-- Start of DATA FOR THIS EXERCISE --

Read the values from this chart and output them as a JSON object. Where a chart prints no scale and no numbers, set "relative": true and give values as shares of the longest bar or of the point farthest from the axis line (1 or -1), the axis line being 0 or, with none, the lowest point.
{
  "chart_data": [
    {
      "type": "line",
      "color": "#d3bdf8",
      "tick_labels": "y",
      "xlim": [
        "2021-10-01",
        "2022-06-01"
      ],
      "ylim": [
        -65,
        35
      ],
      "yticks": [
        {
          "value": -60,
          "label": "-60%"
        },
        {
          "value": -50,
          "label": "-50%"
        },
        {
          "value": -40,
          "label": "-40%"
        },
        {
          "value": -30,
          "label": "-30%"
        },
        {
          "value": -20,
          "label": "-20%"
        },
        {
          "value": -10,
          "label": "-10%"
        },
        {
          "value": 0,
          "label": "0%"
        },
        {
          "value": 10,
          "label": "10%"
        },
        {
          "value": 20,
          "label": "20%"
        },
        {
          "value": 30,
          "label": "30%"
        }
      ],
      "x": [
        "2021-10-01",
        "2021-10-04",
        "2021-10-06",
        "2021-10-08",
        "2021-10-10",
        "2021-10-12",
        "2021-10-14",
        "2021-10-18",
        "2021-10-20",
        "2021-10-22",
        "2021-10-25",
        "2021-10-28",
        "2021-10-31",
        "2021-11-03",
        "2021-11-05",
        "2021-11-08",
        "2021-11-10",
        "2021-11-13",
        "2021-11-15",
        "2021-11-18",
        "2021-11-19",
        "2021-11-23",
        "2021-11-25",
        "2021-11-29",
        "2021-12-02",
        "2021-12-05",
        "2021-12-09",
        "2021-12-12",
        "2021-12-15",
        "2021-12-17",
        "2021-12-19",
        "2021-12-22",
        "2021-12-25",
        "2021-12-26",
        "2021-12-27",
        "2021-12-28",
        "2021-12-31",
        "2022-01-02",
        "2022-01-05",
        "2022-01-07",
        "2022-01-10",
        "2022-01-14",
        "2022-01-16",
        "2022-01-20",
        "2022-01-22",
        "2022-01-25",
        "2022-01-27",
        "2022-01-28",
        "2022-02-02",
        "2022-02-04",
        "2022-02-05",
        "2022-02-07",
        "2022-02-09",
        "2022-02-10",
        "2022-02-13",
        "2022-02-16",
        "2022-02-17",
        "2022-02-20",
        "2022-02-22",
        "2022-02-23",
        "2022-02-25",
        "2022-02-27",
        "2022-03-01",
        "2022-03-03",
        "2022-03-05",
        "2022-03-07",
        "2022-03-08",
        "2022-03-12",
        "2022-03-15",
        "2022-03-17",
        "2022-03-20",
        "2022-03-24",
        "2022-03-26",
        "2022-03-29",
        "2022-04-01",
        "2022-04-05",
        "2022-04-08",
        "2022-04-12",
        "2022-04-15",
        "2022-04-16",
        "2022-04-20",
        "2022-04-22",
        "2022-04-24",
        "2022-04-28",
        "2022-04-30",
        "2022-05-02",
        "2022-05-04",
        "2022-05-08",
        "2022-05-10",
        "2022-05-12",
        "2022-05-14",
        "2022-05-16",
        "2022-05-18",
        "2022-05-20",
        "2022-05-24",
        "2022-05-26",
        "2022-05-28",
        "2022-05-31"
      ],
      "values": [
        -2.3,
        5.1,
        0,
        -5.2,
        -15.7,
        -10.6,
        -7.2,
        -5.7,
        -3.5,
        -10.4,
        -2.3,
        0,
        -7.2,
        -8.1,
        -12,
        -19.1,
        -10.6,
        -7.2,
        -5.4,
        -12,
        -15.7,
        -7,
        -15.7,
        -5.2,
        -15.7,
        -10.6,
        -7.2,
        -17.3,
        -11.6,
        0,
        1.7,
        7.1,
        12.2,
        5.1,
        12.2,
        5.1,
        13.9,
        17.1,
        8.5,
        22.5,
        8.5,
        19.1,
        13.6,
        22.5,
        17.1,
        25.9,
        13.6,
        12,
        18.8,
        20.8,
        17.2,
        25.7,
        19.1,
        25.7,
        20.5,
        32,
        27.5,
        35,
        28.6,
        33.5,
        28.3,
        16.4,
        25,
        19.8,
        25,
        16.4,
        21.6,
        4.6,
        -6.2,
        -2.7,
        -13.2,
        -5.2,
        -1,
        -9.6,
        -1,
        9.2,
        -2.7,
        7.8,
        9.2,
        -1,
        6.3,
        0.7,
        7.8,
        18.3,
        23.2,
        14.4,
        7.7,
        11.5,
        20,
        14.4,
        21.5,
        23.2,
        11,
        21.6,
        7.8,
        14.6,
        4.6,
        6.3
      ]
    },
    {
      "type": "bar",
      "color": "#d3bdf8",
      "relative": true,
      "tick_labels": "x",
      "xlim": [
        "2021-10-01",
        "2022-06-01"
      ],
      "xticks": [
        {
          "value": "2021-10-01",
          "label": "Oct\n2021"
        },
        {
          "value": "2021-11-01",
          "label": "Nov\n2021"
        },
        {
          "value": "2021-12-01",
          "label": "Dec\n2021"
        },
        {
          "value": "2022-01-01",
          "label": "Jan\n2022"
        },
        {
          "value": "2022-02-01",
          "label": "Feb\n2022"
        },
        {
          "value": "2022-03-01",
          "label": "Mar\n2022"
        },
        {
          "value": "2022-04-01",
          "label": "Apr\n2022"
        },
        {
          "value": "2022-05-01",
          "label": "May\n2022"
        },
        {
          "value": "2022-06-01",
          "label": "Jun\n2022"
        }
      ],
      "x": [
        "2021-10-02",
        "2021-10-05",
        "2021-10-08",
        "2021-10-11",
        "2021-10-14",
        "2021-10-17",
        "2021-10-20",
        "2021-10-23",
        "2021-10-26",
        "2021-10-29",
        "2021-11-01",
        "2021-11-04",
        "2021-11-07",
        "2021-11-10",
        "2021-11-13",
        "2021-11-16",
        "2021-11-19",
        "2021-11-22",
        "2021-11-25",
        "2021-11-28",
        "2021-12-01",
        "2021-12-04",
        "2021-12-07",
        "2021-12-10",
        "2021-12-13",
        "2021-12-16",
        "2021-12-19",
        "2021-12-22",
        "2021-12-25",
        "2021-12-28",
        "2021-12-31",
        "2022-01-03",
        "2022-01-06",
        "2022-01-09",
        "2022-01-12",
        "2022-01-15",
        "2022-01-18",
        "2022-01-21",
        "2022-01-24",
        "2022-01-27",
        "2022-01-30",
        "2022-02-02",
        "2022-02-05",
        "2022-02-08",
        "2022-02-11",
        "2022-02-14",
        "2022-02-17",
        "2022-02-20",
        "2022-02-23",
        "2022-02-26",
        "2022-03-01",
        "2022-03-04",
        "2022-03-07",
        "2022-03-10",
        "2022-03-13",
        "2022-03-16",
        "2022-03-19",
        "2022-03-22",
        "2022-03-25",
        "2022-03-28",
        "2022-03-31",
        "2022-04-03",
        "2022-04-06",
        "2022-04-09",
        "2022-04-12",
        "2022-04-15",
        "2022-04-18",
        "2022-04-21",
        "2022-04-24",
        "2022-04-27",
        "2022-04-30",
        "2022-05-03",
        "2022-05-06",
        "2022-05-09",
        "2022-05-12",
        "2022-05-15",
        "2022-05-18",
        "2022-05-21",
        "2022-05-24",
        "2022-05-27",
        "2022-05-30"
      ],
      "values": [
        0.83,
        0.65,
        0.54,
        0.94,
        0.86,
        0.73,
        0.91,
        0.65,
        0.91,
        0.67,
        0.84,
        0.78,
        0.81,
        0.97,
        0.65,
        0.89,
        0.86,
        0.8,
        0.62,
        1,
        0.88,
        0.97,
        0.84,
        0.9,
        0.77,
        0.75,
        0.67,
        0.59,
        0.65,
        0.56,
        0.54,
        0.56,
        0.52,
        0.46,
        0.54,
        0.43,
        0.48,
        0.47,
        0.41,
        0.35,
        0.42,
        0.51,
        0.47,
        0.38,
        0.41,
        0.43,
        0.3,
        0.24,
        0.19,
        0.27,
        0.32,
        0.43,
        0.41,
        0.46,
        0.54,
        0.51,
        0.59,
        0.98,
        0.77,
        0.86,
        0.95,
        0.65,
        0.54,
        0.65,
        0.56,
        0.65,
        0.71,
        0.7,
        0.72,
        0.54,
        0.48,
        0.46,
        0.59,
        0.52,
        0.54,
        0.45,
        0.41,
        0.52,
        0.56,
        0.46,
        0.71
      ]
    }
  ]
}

-- End of DATA FOR THIS EXERCISE --

* **EXERCISE DIRECTIONS**: Copy out every line of the listing that includes the string "true".

* **RESPONSE TO THE TASK**:
Read the values from this chart and output them as a JSON object. Where a chart prints no scale and no numbers, set "relative": true and give values as shares of the longest bar or of the point farthest from the axis line (1 or -1), the axis line being 0 or, with none, the lowest point.
      "relative": true,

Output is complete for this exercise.